What needs to be done: Without the images, print all the entries below exactly as given.

Records to use:

-- start --

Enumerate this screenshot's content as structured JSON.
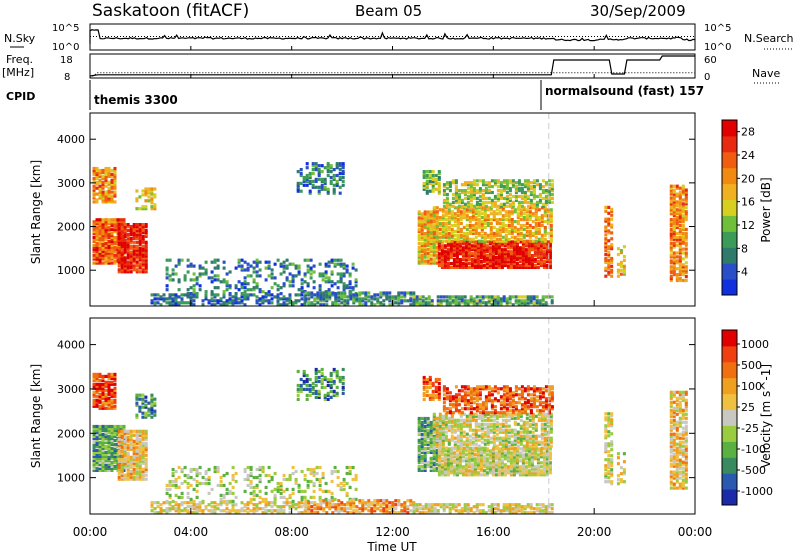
{
  "header": {
    "station": "Saskatoon (fitACF)",
    "beam": "Beam 05",
    "date": "30/Sep/2009"
  },
  "side_labels": {
    "nsky": "N.Sky",
    "freq": "Freq.",
    "mhz": "[MHz]",
    "cpid": "CPID",
    "nsearch": "N.Search",
    "nave": "Nave"
  },
  "noise_axis": {
    "left_top": "10^5",
    "left_bottom": "10^0",
    "right_top": "10^5",
    "right_bottom": "10^0"
  },
  "freq_axis": {
    "left_top": "18",
    "left_bottom": "8",
    "right_top": "60",
    "right_bottom": "0"
  },
  "cpid": {
    "first": "themis 3300",
    "second": "normalsound (fast) 157"
  },
  "colors": {
    "power": [
      "#1030e0",
      "#2a4ec8",
      "#2f7a6a",
      "#3d9b5a",
      "#6fbf3a",
      "#d8d020",
      "#f0b020",
      "#f08a10",
      "#f05c10",
      "#e82a10",
      "#e00000"
    ],
    "velocity": [
      "#1a2aa8",
      "#2a5ab0",
      "#3a8a60",
      "#5ab040",
      "#9acc40",
      "#c8c8c0",
      "#f0c040",
      "#f0a020",
      "#f07010",
      "#f04010",
      "#e00000"
    ]
  },
  "chart_data": [
    {
      "type": "line",
      "title": "N.Sky / N.Search",
      "x": [
        0,
        1,
        2,
        4,
        6,
        8,
        10,
        12,
        14,
        16,
        18,
        18.5,
        20,
        21,
        22,
        24
      ],
      "series": [
        {
          "name": "N.Sky",
          "values": [
            3.6,
            2.4,
            2.0,
            2.0,
            2.1,
            2.1,
            2.2,
            2.2,
            2.3,
            2.2,
            2.1,
            1.8,
            1.9,
            2.0,
            2.2,
            1.8
          ]
        },
        {
          "name": "N.Search",
          "values": [
            2.6,
            2.6,
            2.6,
            2.6,
            2.6,
            2.6,
            2.6,
            2.6,
            2.6,
            2.6,
            2.6,
            2.6,
            2.6,
            2.6,
            2.6,
            2.6
          ]
        }
      ],
      "yscale": "log"
    },
    {
      "type": "line",
      "title": "Freq. / Nave",
      "x": [
        0,
        0.3,
        4,
        8,
        12,
        16,
        18.3,
        18.4,
        20.6,
        20.7,
        21.2,
        21.3,
        22.6,
        22.7,
        24
      ],
      "series": [
        {
          "name": "Freq.",
          "values": [
            8,
            10,
            10,
            10,
            10,
            10,
            10,
            10,
            10,
            10,
            10,
            10,
            10,
            10,
            10
          ]
        },
        {
          "name": "Nave",
          "values": [
            5,
            8,
            8,
            8,
            8,
            8,
            8,
            45,
            45,
            10,
            10,
            45,
            45,
            55,
            55
          ]
        }
      ],
      "yrange_freq": [
        8,
        18
      ],
      "yrange_nave": [
        0,
        60
      ]
    },
    {
      "type": "heatmap",
      "title": "Power",
      "xlabel": "",
      "ylabel": "Slant Range [km]",
      "xrange": [
        0,
        24
      ],
      "ylim": [
        180,
        4600
      ],
      "yticks": [
        1000,
        2000,
        3000,
        4000
      ],
      "colorbar_label": "Power [dB]",
      "colorbar_ticks": [
        4,
        8,
        12,
        16,
        20,
        24,
        28
      ],
      "colorbar_range": [
        0,
        30
      ]
    },
    {
      "type": "heatmap",
      "title": "Velocity",
      "xlabel": "Time UT",
      "ylabel": "Slant Range [km]",
      "xrange": [
        0,
        24
      ],
      "ylim": [
        180,
        4600
      ],
      "yticks": [
        1000,
        2000,
        3000,
        4000
      ],
      "xticks": [
        "00:00",
        "04:00",
        "08:00",
        "12:00",
        "16:00",
        "20:00",
        "00:00"
      ],
      "colorbar_label": "Velocity [m s^-1]",
      "colorbar_ticks": [
        "1000",
        "500",
        "100",
        "25",
        "-25",
        "-100",
        "-500",
        "-1000"
      ]
    }
  ]
}
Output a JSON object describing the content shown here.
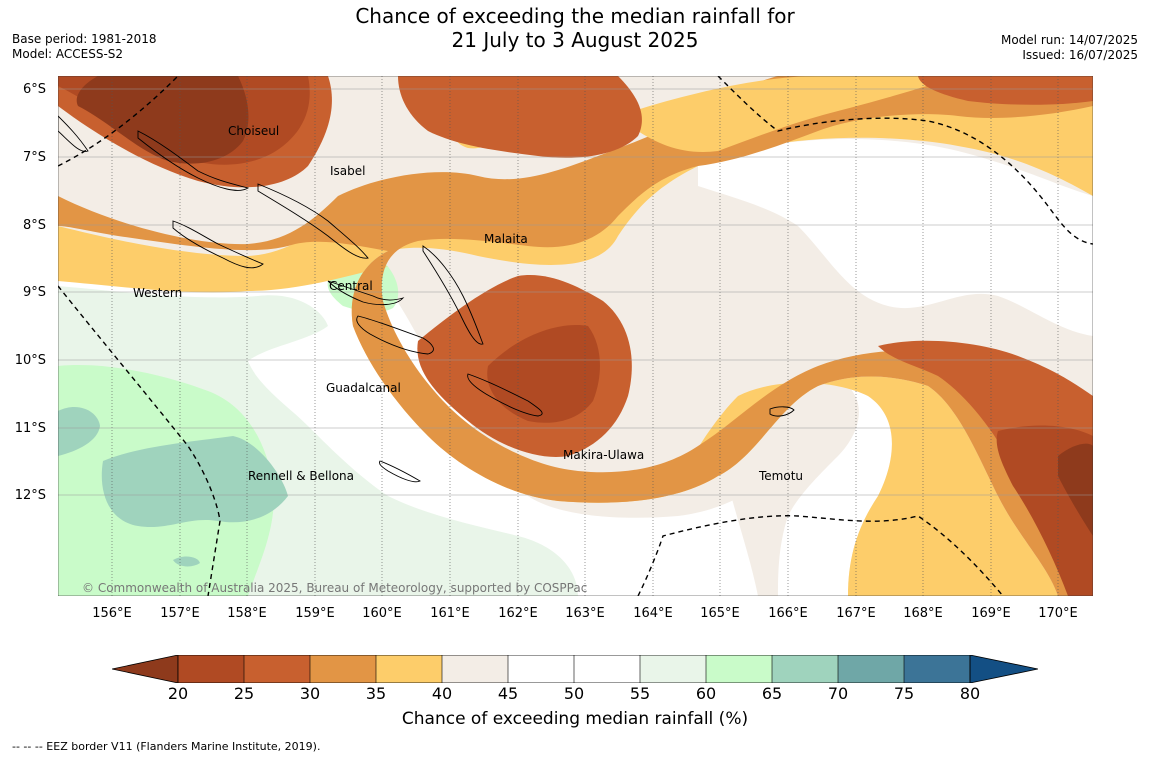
{
  "title": {
    "line1": "Chance of exceeding the median rainfall for",
    "line2": "21 July to 3 August 2025"
  },
  "meta_left": {
    "base_period": "Base period: 1981-2018",
    "model": "Model: ACCESS-S2"
  },
  "meta_right": {
    "model_run": "Model run: 14/07/2025",
    "issued": "Issued: 16/07/2025"
  },
  "latitude_ticks": [
    "6°S",
    "7°S",
    "8°S",
    "9°S",
    "10°S",
    "11°S",
    "12°S"
  ],
  "longitude_ticks": [
    "156°E",
    "157°E",
    "158°E",
    "159°E",
    "160°E",
    "161°E",
    "162°E",
    "163°E",
    "164°E",
    "165°E",
    "166°E",
    "167°E",
    "168°E",
    "169°E",
    "170°E"
  ],
  "place_labels": {
    "choiseul": "Choiseul",
    "isabel": "Isabel",
    "malaita": "Malaita",
    "western": "Western",
    "central": "Central",
    "guadalcanal": "Guadalcanal",
    "makira": "Makira-Ulawa",
    "rennell": "Rennell & Bellona",
    "temotu": "Temotu"
  },
  "copyright": "© Commonwealth of Australia 2025, Bureau of Meteorology, supported by COSPPac",
  "colorbar": {
    "ticks": [
      "20",
      "25",
      "30",
      "35",
      "40",
      "45",
      "50",
      "55",
      "60",
      "65",
      "70",
      "75",
      "80"
    ],
    "colors": {
      "below_20": "#8e3a1c",
      "c20_25": "#b04a23",
      "c25_30": "#c8602f",
      "c30_35": "#e29545",
      "c35_40": "#fdcd6a",
      "c40_45": "#f3ede6",
      "c45_50": "#ffffff",
      "c50_55": "#ffffff",
      "c55_60": "#e9f5e9",
      "c60_65": "#c9fbc9",
      "c65_70": "#9fd3bd",
      "c70_75": "#6fa7a7",
      "c75_80": "#3c7497",
      "above_80": "#134f84"
    },
    "label": "Chance of exceeding median rainfall (%)"
  },
  "footer": "--  --  -- EEZ border V11 (Flanders Marine Institute, 2019)."
}
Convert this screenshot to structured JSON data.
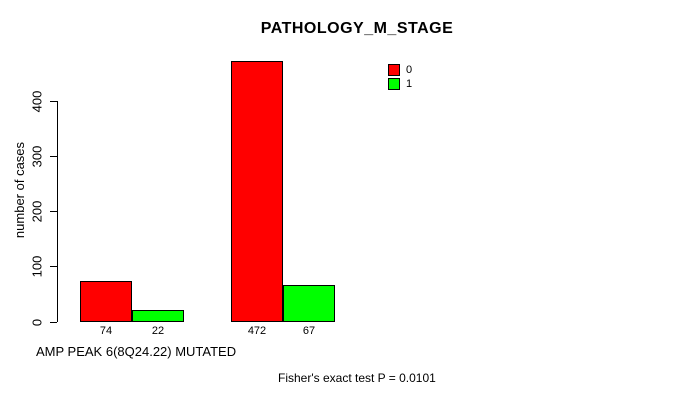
{
  "chart_data": {
    "type": "bar",
    "title": "PATHOLOGY_M_STAGE",
    "xlabel": "AMP PEAK 6(8Q24.22) MUTATED",
    "ylabel": "number of cases",
    "ylim": [
      0,
      400
    ],
    "yticks": [
      0,
      100,
      200,
      300,
      400
    ],
    "grid": false,
    "legend_position": "top-right",
    "bar_border_color": "#000000",
    "series": [
      {
        "name": "0",
        "color": "#ff0000"
      },
      {
        "name": "1",
        "color": "#00ff00"
      }
    ],
    "groups": [
      {
        "bars": [
          {
            "series": "0",
            "value": 74,
            "label": "74"
          },
          {
            "series": "1",
            "value": 22,
            "label": "22"
          }
        ]
      },
      {
        "bars": [
          {
            "series": "0",
            "value": 472,
            "label": "472"
          },
          {
            "series": "1",
            "value": 67,
            "label": "67"
          }
        ]
      }
    ],
    "annotation": "Fisher's exact test P = 0.0101"
  }
}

-- end --

Exercise output:
Enumerate this screenshot's content as structured JSON.
{
  "header": {
    "station": "Saskatoon (fitACF)",
    "beam": "Beam 05",
    "date": "30/Sep/2009"
  },
  "side_labels": {
    "nsky": "N.Sky",
    "freq": "Freq.",
    "mhz": "[MHz]",
    "cpid": "CPID",
    "nsearch": "N.Search",
    "nave": "Nave"
  },
  "noise_axis": {
    "left_top": "10^5",
    "left_bottom": "10^0",
    "right_top": "10^5",
    "right_bottom": "10^0"
  },
  "freq_axis": {
    "left_top": "18",
    "left_bottom": "8",
    "right_top": "60",
    "right_bottom": "0"
  },
  "cpid": {
    "first": "themis 3300",
    "second": "normalsound (fast) 157"
  },
  "colors": {
    "power": [
      "#1030e0",
      "#2a4ec8",
      "#2f7a6a",
      "#3d9b5a",
      "#6fbf3a",
      "#d8d020",
      "#f0b020",
      "#f08a10",
      "#f05c10",
      "#e82a10",
      "#e00000"
    ],
    "velocity": [
      "#1a2aa8",
      "#2a5ab0",
      "#3a8a60",
      "#5ab040",
      "#9acc40",
      "#c8c8c0",
      "#f0c040",
      "#f0a020",
      "#f07010",
      "#f04010",
      "#e00000"
    ]
  },
  "chart_data": [
    {
      "type": "line",
      "title": "N.Sky / N.Search",
      "x": [
        0,
        1,
        2,
        4,
        6,
        8,
        10,
        12,
        14,
        16,
        18,
        18.5,
        20,
        21,
        22,
        24
      ],
      "series": [
        {
          "name": "N.Sky",
          "values": [
            3.6,
            2.4,
            2.0,
            2.0,
            2.1,
            2.1,
            2.2,
            2.2,
            2.3,
            2.2,
            2.1,
            1.8,
            1.9,
            2.0,
            2.2,
            1.8
          ]
        },
        {
          "name": "N.Search",
          "values": [
            2.6,
            2.6,
            2.6,
            2.6,
            2.6,
            2.6,
            2.6,
            2.6,
            2.6,
            2.6,
            2.6,
            2.6,
            2.6,
            2.6,
            2.6,
            2.6
          ]
        }
      ],
      "yscale": "log"
    },
    {
      "type": "line",
      "title": "Freq. / Nave",
      "x": [
        0,
        0.3,
        4,
        8,
        12,
        16,
        18.3,
        18.4,
        20.6,
        20.7,
        21.2,
        21.3,
        22.6,
        22.7,
        24
      ],
      "series": [
        {
          "name": "Freq.",
          "values": [
            8,
            10,
            10,
            10,
            10,
            10,
            10,
            10,
            10,
            10,
            10,
            10,
            10,
            10,
            10
          ]
        },
        {
          "name": "Nave",
          "values": [
            5,
            8,
            8,
            8,
            8,
            8,
            8,
            45,
            45,
            10,
            10,
            45,
            45,
            55,
            55
          ]
        }
      ],
      "yrange_freq": [
        8,
        18
      ],
      "yrange_nave": [
        0,
        60
      ]
    },
    {
      "type": "heatmap",
      "title": "Power",
      "xlabel": "",
      "ylabel": "Slant Range [km]",
      "xrange": [
        0,
        24
      ],
      "ylim": [
        180,
        4600
      ],
      "yticks": [
        1000,
        2000,
        3000,
        4000
      ],
      "colorbar_label": "Power [dB]",
      "colorbar_ticks": [
        4,
        8,
        12,
        16,
        20,
        24,
        28
      ],
      "colorbar_range": [
        0,
        30
      ]
    },
    {
      "type": "heatmap",
      "title": "Velocity",
      "xlabel": "Time UT",
      "ylabel": "Slant Range [km]",
      "xrange": [
        0,
        24
      ],
      "ylim": [
        180,
        4600
      ],
      "yticks": [
        1000,
        2000,
        3000,
        4000
      ],
      "xticks": [
        "00:00",
        "04:00",
        "08:00",
        "12:00",
        "16:00",
        "20:00",
        "00:00"
      ],
      "colorbar_label": "Velocity [m s^-1]",
      "colorbar_ticks": [
        "1000",
        "500",
        "100",
        "25",
        "-25",
        "-100",
        "-500",
        "-1000"
      ]
    }
  ]
}
Output a JSON object describing the content shown here.
{
  "title": {
    "line1": "Chance of exceeding the median rainfall for",
    "line2": "21 July to 3 August 2025"
  },
  "meta_left": {
    "base_period": "Base period: 1981-2018",
    "model": "Model: ACCESS-S2"
  },
  "meta_right": {
    "model_run": "Model run: 14/07/2025",
    "issued": "Issued: 16/07/2025"
  },
  "latitude_ticks": [
    "6°S",
    "7°S",
    "8°S",
    "9°S",
    "10°S",
    "11°S",
    "12°S"
  ],
  "longitude_ticks": [
    "156°E",
    "157°E",
    "158°E",
    "159°E",
    "160°E",
    "161°E",
    "162°E",
    "163°E",
    "164°E",
    "165°E",
    "166°E",
    "167°E",
    "168°E",
    "169°E",
    "170°E"
  ],
  "place_labels": {
    "choiseul": "Choiseul",
    "isabel": "Isabel",
    "malaita": "Malaita",
    "western": "Western",
    "central": "Central",
    "guadalcanal": "Guadalcanal",
    "makira": "Makira-Ulawa",
    "rennell": "Rennell & Bellona",
    "temotu": "Temotu"
  },
  "copyright": "© Commonwealth of Australia 2025, Bureau of Meteorology, supported by COSPPac",
  "colorbar": {
    "ticks": [
      "20",
      "25",
      "30",
      "35",
      "40",
      "45",
      "50",
      "55",
      "60",
      "65",
      "70",
      "75",
      "80"
    ],
    "colors": {
      "below_20": "#8e3a1c",
      "c20_25": "#b04a23",
      "c25_30": "#c8602f",
      "c30_35": "#e29545",
      "c35_40": "#fdcd6a",
      "c40_45": "#f3ede6",
      "c45_50": "#ffffff",
      "c50_55": "#ffffff",
      "c55_60": "#e9f5e9",
      "c60_65": "#c9fbc9",
      "c65_70": "#9fd3bd",
      "c70_75": "#6fa7a7",
      "c75_80": "#3c7497",
      "above_80": "#134f84"
    },
    "label": "Chance of exceeding median rainfall (%)"
  },
  "footer": "--  --  -- EEZ border V11 (Flanders Marine Institute, 2019)."
}
Convert this screenshot to structured JSON data.
{
  "chart_data": {
    "type": "bar",
    "title": "PATHOLOGY_M_STAGE",
    "xlabel": "AMP PEAK 6(8Q24.22) MUTATED",
    "ylabel": "number of cases",
    "ylim": [
      0,
      400
    ],
    "yticks": [
      0,
      100,
      200,
      300,
      400
    ],
    "grid": false,
    "legend_position": "top-right",
    "bar_border_color": "#000000",
    "series": [
      {
        "name": "0",
        "color": "#ff0000"
      },
      {
        "name": "1",
        "color": "#00ff00"
      }
    ],
    "groups": [
      {
        "bars": [
          {
            "series": "0",
            "value": 74,
            "label": "74"
          },
          {
            "series": "1",
            "value": 22,
            "label": "22"
          }
        ]
      },
      {
        "bars": [
          {
            "series": "0",
            "value": 472,
            "label": "472"
          },
          {
            "series": "1",
            "value": 67,
            "label": "67"
          }
        ]
      }
    ],
    "annotation": "Fisher's exact test P = 0.0101"
  }
}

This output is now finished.